■ Problem details:
What follows is a set of records; restate each one word for word and drop the pictures.

■ Records for this exercise:
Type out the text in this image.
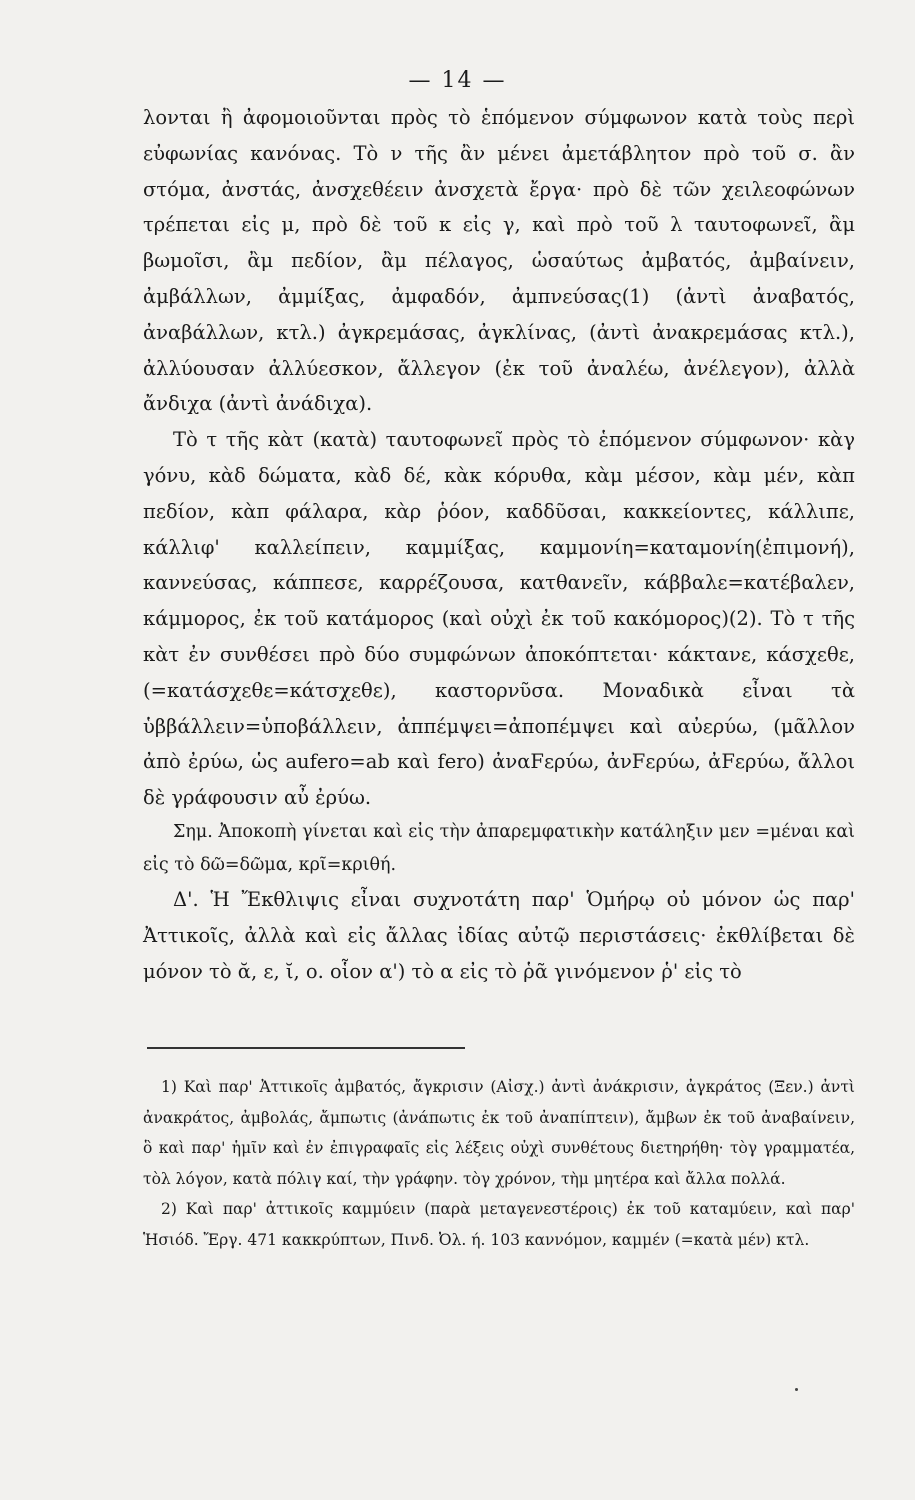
— 14 —

λονται ἢ ἀφομοιοῦνται πρὸς τὸ ἑπόμενον σύμφωνον κατὰ τοὺς περὶ εὐφωνίας κανόνας. Τὸ ν τῆς ἂν μένει ἀμετάβλητον πρὸ τοῦ σ. ἂν στόμα, ἀνστάς, ἀνσχεθέειν ἀνσχετὰ ἔργα· πρὸ δὲ τῶν χειλεοφώνων τρέπεται εἰς μ, πρὸ δὲ τοῦ κ εἰς γ, καὶ πρὸ τοῦ λ ταυτοφωνεῖ, ἂμ βωμοῖσι, ἂμ πεδίον, ἂμ πέλαγος, ὡσαύτως ἀμβατός, ἀμβαίνειν, ἀμβάλλων, ἀμμίξας, ἀμφαδόν, ἀμπνεύσας(1) (ἀντὶ ἀναβατός, ἀναβάλλων, κτλ.) ἀγκρεμάσας, ἀγκλίνας, (ἀντὶ ἀνακρεμάσας κτλ.), ἀλλύουσαν ἀλλύεσκον, ἄλλεγον (ἐκ τοῦ ἀναλέω, ἀνέλεγον), ἀλλὰ ἄνδιχα (ἀντὶ ἀνάδιχα).

Τὸ τ τῆς κὰτ (κατὰ) ταυτοφωνεῖ πρὸς τὸ ἑπόμενον σύμφωνον· κὰγ γόνυ, κὰδ δώματα, κὰδ δέ, κὰκ κόρυθα, κὰμ μέσον, κὰμ μέν, κὰπ πεδίον, κὰπ φάλαρα, κὰρ ῥόον, καδδῦσαι, κακκείοντες, κάλλιπε, κάλλιφ' καλλείπειν, καμμίξας, καμμονίη=καταμονίη(ἐπιμονή), καννεύσας, κάππεσε, καρρέζουσα, κατθανεῖν, κάββαλε=κατέβαλεν, κάμμορος, ἐκ τοῦ κατάμορος (καὶ οὐχὶ ἐκ τοῦ κακόμορος)(2). Τὸ τ τῆς κὰτ ἐν συνθέσει πρὸ δύο συμφώνων ἀποκόπτεται· κάκτανε, κάσχεθε, (=κατάσχεθε=κάτσχεθε), καστορνῦσα. Μοναδικὰ εἶναι τὰ ὑββάλλειν=ὑποβάλλειν, ἀππέμψει=ἀποπέμψει καὶ αὐερύω, (μᾶλλον ἀπὸ ἐρύω, ὡς aufero=ab καὶ fero) ἀναFερύω, ἀνFερύω, ἀFερύω, ἄλλοι δὲ γράφουσιν αὖ ἐρύω.

Σημ. Ἀποκοπὴ γίνεται καὶ εἰς τὴν ἀπαρεμφατικὴν κατάληξιν μεν =μέναι καὶ εἰς τὸ δῶ=δῶμα, κρῖ=κριθή.

Δ'. Ἡ Ἔκθλιψις εἶναι συχνοτάτη παρ' Ὁμήρῳ οὐ μόνον ὡς παρ' Ἀττικοῖς, ἀλλὰ καὶ εἰς ἄλλας ἰδίας αὐτῷ περιστάσεις· ἐκθλίβεται δὲ μόνον τὸ ᾰ, ε, ῐ, ο. οἷον α') τὸ α εἰς τὸ ῥᾶ γινόμενον ῥ' εἰς τὸ

1) Καὶ παρ' Ἀττικοῖς ἀμβατός, ἄγκρισιν (Αἰσχ.) ἀντὶ ἀνάκρισιν, ἀγκράτος (Ξεν.) ἀντὶ ἀνακράτος, ἀμβολάς, ἄμπωτις (ἀνάπωτις ἐκ τοῦ ἀναπίπτειν), ἄμβων ἐκ τοῦ ἀναβαίνειν, ὃ καὶ παρ' ἡμῖν καὶ ἐν ἐπιγραφαῖς εἰς λέξεις οὐχὶ συνθέτους διετηρήθη· τὸγ γραμματέα, τὸλ λόγον, κατὰ πόλιγ καί, τὴν γράφην. τὸγ χρόνον, τὴμ μητέρα καὶ ἄλλα πολλά.

2) Καὶ παρ' ἀττικοῖς καμμύειν (παρὰ μεταγενεστέροις) ἐκ τοῦ καταμύειν, καὶ παρ' Ἡσιόδ. Ἔργ. 471 κακκρύπτων, Πινδ. Ὀλ. ή. 103 καννόμον, καμμέν (=κατὰ μέν) κτλ.
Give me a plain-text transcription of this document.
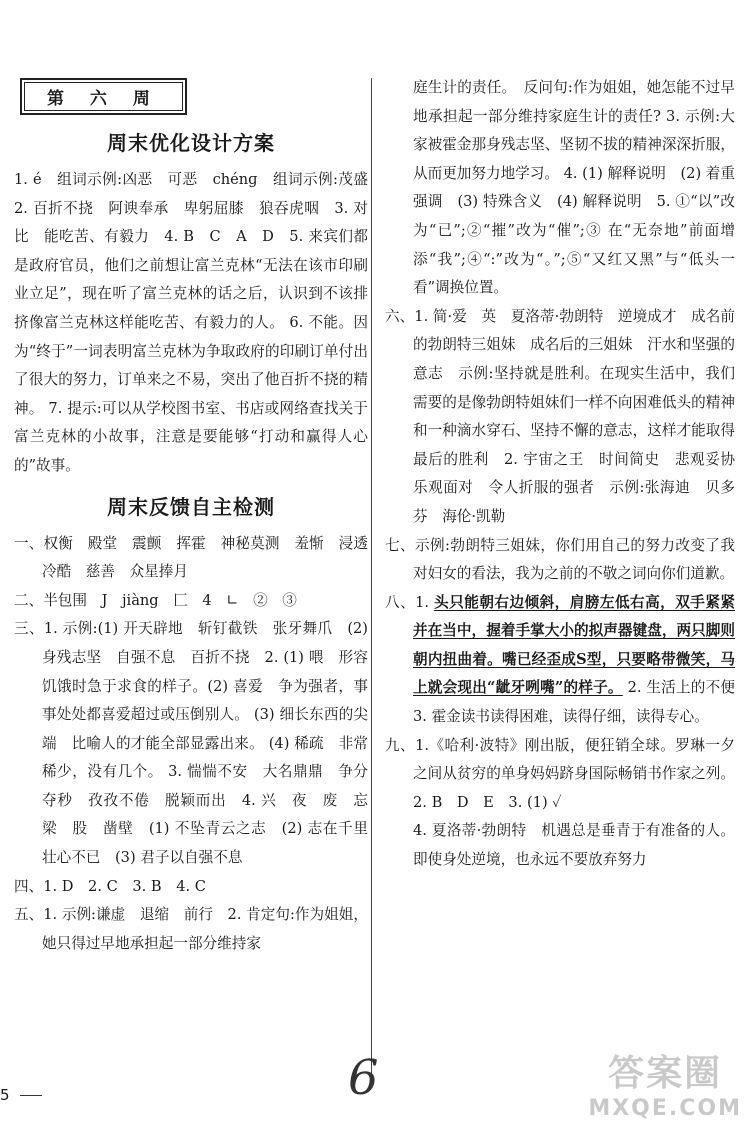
第 六 周
周末优化设计方案

1. é　组词示例:凶恶　可恶　chénɡ　组词示例:茂盛　2. 百折不挠　阿谀奉承　卑躬屈膝　狼吞虎咽　3. 对比　能吃苦、有毅力　4. B　C　A　D　5. 来宾们都是政府官员，他们之前想让富兰克林“无法在该市印刷业立足”，现在听了富兰克林的话之后，认识到不该排挤像富兰克林这样能吃苦、有毅力的人。 6. 不能。因为“终于”一词表明富兰克林为争取政府的印刷订单付出了很大的努力，订单来之不易，突出了他百折不挠的精神。 7. 提示:可以从学校图书室、书店或网络查找关于富兰克林的小故事，注意是要能够“打动和赢得人心的”故事。

周末反馈自主检测

一、权衡　殿堂　震颤　挥霍　神秘莫测　羞惭　浸透　冷酷　慈善　众星捧月

二、半包围　J　jiàng　匚　4　∟　②　③

三、1. 示例:(1) 开天辟地　斩钉截铁　张牙舞爪　(2) 身残志坚　自强不息　百折不挠　2. (1) 喂　形容饥饿时急于求食的样子。(2) 喜爱　争为强者，事事处处都喜爱超过或压倒别人。 (3) 细长东西的尖端　比喻人的才能全部显露出来。 (4) 稀疏　非常稀少，没有几个。 3. 惴惴不安　大名鼎鼎　争分夺秒　孜孜不倦　脱颖而出　4. 兴　夜　废　忘　梁　股　凿壁　(1) 不坠青云之志　(2) 志在千里　壮心不已　(3) 君子以自强不息

四、1. D　2. C　3. B　4. C

五、1. 示例:谦虚　退缩　前行　2. 肯定句:作为姐姐，她只得过早地承担起一部分维持家

庭生计的责任。　反问句:作为姐姐，她怎能不过早地承担起一部分维持家庭生计的责任? 3. 示例:大家被霍金那身残志坚、坚韧不拔的精神深深折服，从而更加努力地学习。 4. (1) 解释说明　(2) 着重强调　(3) 特殊含义　(4) 解释说明　5. ①“以”改为“已”;②“摧”改为“催”;③ 在“无奈地”前面增添“我”;④“:”改为“。”;⑤“又红又黑”与“低头一看”调换位置。

六、1. 简·爱　英　夏洛蒂·勃朗特　逆境成才　成名前的勃朗特三姐妹　成名后的三姐妹　汗水和坚强的意志　示例:坚持就是胜利。在现实生活中，我们需要的是像勃朗特姐妹们一样不向困难低头的精神和一种滴水穿石、坚持不懈的意志，这样才能取得最后的胜利　2. 宇宙之王　时间简史　悲观妥协　乐观面对　令人折服的强者　示例:张海迪　贝多芬　海伦·凯勒

七、示例:勃朗特三姐妹，你们用自己的努力改变了我对妇女的看法，我为之前的不敬之词向你们道歉。

八、1. 头只能朝右边倾斜，肩膀左低右高，双手紧紧并在当中，握着手掌大小的拟声器键盘，两只脚则朝内扭曲着。嘴已经歪成S型，只要略带微笑，马上就会现出“龇牙咧嘴”的样子。 2. 生活上的不便　3. 霍金读书读得困难，读得仔细，读得专心。

九、1.《哈利·波特》刚出版，便狂销全球。罗琳一夕之间从贫穷的单身妈妈跻身国际畅销书作家之列。 2. B　D　E　3. (1) ✓

4. 夏洛蒂·勃朗特　机遇总是垂青于有准备的人。即使身处逆境，也永远不要放弃努力

5	6	答案圈
MXQE.COM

■ Exercise result:
Type out the text in this image.
— 14 —

λονται ἢ ἀφομοιοῦνται πρὸς τὸ ἑπόμενον σύμφωνον κατὰ τοὺς περὶ εὐφωνίας κανόνας. Τὸ ν τῆς ἂν μένει ἀμετάβλητον πρὸ τοῦ σ. ἂν στόμα, ἀνστάς, ἀνσχεθέειν ἀνσχετὰ ἔργα· πρὸ δὲ τῶν χειλεοφώνων τρέπεται εἰς μ, πρὸ δὲ τοῦ κ εἰς γ, καὶ πρὸ τοῦ λ ταυτοφωνεῖ, ἂμ βωμοῖσι, ἂμ πεδίον, ἂμ πέλαγος, ὡσαύτως ἀμβατός, ἀμβαίνειν, ἀμβάλλων, ἀμμίξας, ἀμφαδόν, ἀμπνεύσας(1) (ἀντὶ ἀναβατός, ἀναβάλλων, κτλ.) ἀγκρεμάσας, ἀγκλίνας, (ἀντὶ ἀνακρεμάσας κτλ.), ἀλλύουσαν ἀλλύεσκον, ἄλλεγον (ἐκ τοῦ ἀναλέω, ἀνέλεγον), ἀλλὰ ἄνδιχα (ἀντὶ ἀνάδιχα).

Τὸ τ τῆς κὰτ (κατὰ) ταυτοφωνεῖ πρὸς τὸ ἑπόμενον σύμφωνον· κὰγ γόνυ, κὰδ δώματα, κὰδ δέ, κὰκ κόρυθα, κὰμ μέσον, κὰμ μέν, κὰπ πεδίον, κὰπ φάλαρα, κὰρ ῥόον, καδδῦσαι, κακκείοντες, κάλλιπε, κάλλιφ' καλλείπειν, καμμίξας, καμμονίη=καταμονίη(ἐπιμονή), καννεύσας, κάππεσε, καρρέζουσα, κατθανεῖν, κάββαλε=κατέβαλεν, κάμμορος, ἐκ τοῦ κατάμορος (καὶ οὐχὶ ἐκ τοῦ κακόμορος)(2). Τὸ τ τῆς κὰτ ἐν συνθέσει πρὸ δύο συμφώνων ἀποκόπτεται· κάκτανε, κάσχεθε, (=κατάσχεθε=κάτσχεθε), καστορνῦσα. Μοναδικὰ εἶναι τὰ ὑββάλλειν=ὑποβάλλειν, ἀππέμψει=ἀποπέμψει καὶ αὐερύω, (μᾶλλον ἀπὸ ἐρύω, ὡς aufero=ab καὶ fero) ἀναFερύω, ἀνFερύω, ἀFερύω, ἄλλοι δὲ γράφουσιν αὖ ἐρύω.

Σημ. Ἀποκοπὴ γίνεται καὶ εἰς τὴν ἀπαρεμφατικὴν κατάληξιν μεν =μέναι καὶ εἰς τὸ δῶ=δῶμα, κρῖ=κριθή.

Δ'. Ἡ Ἔκθλιψις εἶναι συχνοτάτη παρ' Ὁμήρῳ οὐ μόνον ὡς παρ' Ἀττικοῖς, ἀλλὰ καὶ εἰς ἄλλας ἰδίας αὐτῷ περιστάσεις· ἐκθλίβεται δὲ μόνον τὸ ᾰ, ε, ῐ, ο. οἷον α') τὸ α εἰς τὸ ῥᾶ γινόμενον ῥ' εἰς τὸ

1) Καὶ παρ' Ἀττικοῖς ἀμβατός, ἄγκρισιν (Αἰσχ.) ἀντὶ ἀνάκρισιν, ἀγκράτος (Ξεν.) ἀντὶ ἀνακράτος, ἀμβολάς, ἄμπωτις (ἀνάπωτις ἐκ τοῦ ἀναπίπτειν), ἄμβων ἐκ τοῦ ἀναβαίνειν, ὃ καὶ παρ' ἡμῖν καὶ ἐν ἐπιγραφαῖς εἰς λέξεις οὐχὶ συνθέτους διετηρήθη· τὸγ γραμματέα, τὸλ λόγον, κατὰ πόλιγ καί, τὴν γράφην. τὸγ χρόνον, τὴμ μητέρα καὶ ἄλλα πολλά.

2) Καὶ παρ' ἀττικοῖς καμμύειν (παρὰ μεταγενεστέροις) ἐκ τοῦ καταμύειν, καὶ παρ' Ἡσιόδ. Ἔργ. 471 κακκρύπτων, Πινδ. Ὀλ. ή. 103 καννόμον, καμμέν (=κατὰ μέν) κτλ.
Give me a plain-text transcription of this document.
第 六 周
周末优化设计方案

1. é　组词示例:凶恶　可恶　chénɡ　组词示例:茂盛　2. 百折不挠　阿谀奉承　卑躬屈膝　狼吞虎咽　3. 对比　能吃苦、有毅力　4. B　C　A　D　5. 来宾们都是政府官员，他们之前想让富兰克林“无法在该市印刷业立足”，现在听了富兰克林的话之后，认识到不该排挤像富兰克林这样能吃苦、有毅力的人。 6. 不能。因为“终于”一词表明富兰克林为争取政府的印刷订单付出了很大的努力，订单来之不易，突出了他百折不挠的精神。 7. 提示:可以从学校图书室、书店或网络查找关于富兰克林的小故事，注意是要能够“打动和赢得人心的”故事。

周末反馈自主检测

一、权衡　殿堂　震颤　挥霍　神秘莫测　羞惭　浸透　冷酷　慈善　众星捧月

二、半包围　J　jiàng　匚　4　∟　②　③

三、1. 示例:(1) 开天辟地　斩钉截铁　张牙舞爪　(2) 身残志坚　自强不息　百折不挠　2. (1) 喂　形容饥饿时急于求食的样子。(2) 喜爱　争为强者，事事处处都喜爱超过或压倒别人。 (3) 细长东西的尖端　比喻人的才能全部显露出来。 (4) 稀疏　非常稀少，没有几个。 3. 惴惴不安　大名鼎鼎　争分夺秒　孜孜不倦　脱颖而出　4. 兴　夜　废　忘　梁　股　凿壁　(1) 不坠青云之志　(2) 志在千里　壮心不已　(3) 君子以自强不息

四、1. D　2. C　3. B　4. C

五、1. 示例:谦虚　退缩　前行　2. 肯定句:作为姐姐，她只得过早地承担起一部分维持家

庭生计的责任。　反问句:作为姐姐，她怎能不过早地承担起一部分维持家庭生计的责任? 3. 示例:大家被霍金那身残志坚、坚韧不拔的精神深深折服，从而更加努力地学习。 4. (1) 解释说明　(2) 着重强调　(3) 特殊含义　(4) 解释说明　5. ①“以”改为“已”;②“摧”改为“催”;③ 在“无奈地”前面增添“我”;④“:”改为“。”;⑤“又红又黑”与“低头一看”调换位置。

六、1. 简·爱　英　夏洛蒂·勃朗特　逆境成才　成名前的勃朗特三姐妹　成名后的三姐妹　汗水和坚强的意志　示例:坚持就是胜利。在现实生活中，我们需要的是像勃朗特姐妹们一样不向困难低头的精神和一种滴水穿石、坚持不懈的意志，这样才能取得最后的胜利　2. 宇宙之王　时间简史　悲观妥协　乐观面对　令人折服的强者　示例:张海迪　贝多芬　海伦·凯勒

七、示例:勃朗特三姐妹，你们用自己的努力改变了我对妇女的看法，我为之前的不敬之词向你们道歉。

八、1. 头只能朝右边倾斜，肩膀左低右高，双手紧紧并在当中，握着手掌大小的拟声器键盘，两只脚则朝内扭曲着。嘴已经歪成S型，只要略带微笑，马上就会现出“龇牙咧嘴”的样子。 2. 生活上的不便　3. 霍金读书读得困难，读得仔细，读得专心。

九、1.《哈利·波特》刚出版，便狂销全球。罗琳一夕之间从贫穷的单身妈妈跻身国际畅销书作家之列。 2. B　D　E　3. (1) ✓

4. 夏洛蒂·勃朗特　机遇总是垂青于有准备的人。即使身处逆境，也永远不要放弃努力

5	6	答案圈
MXQE.COM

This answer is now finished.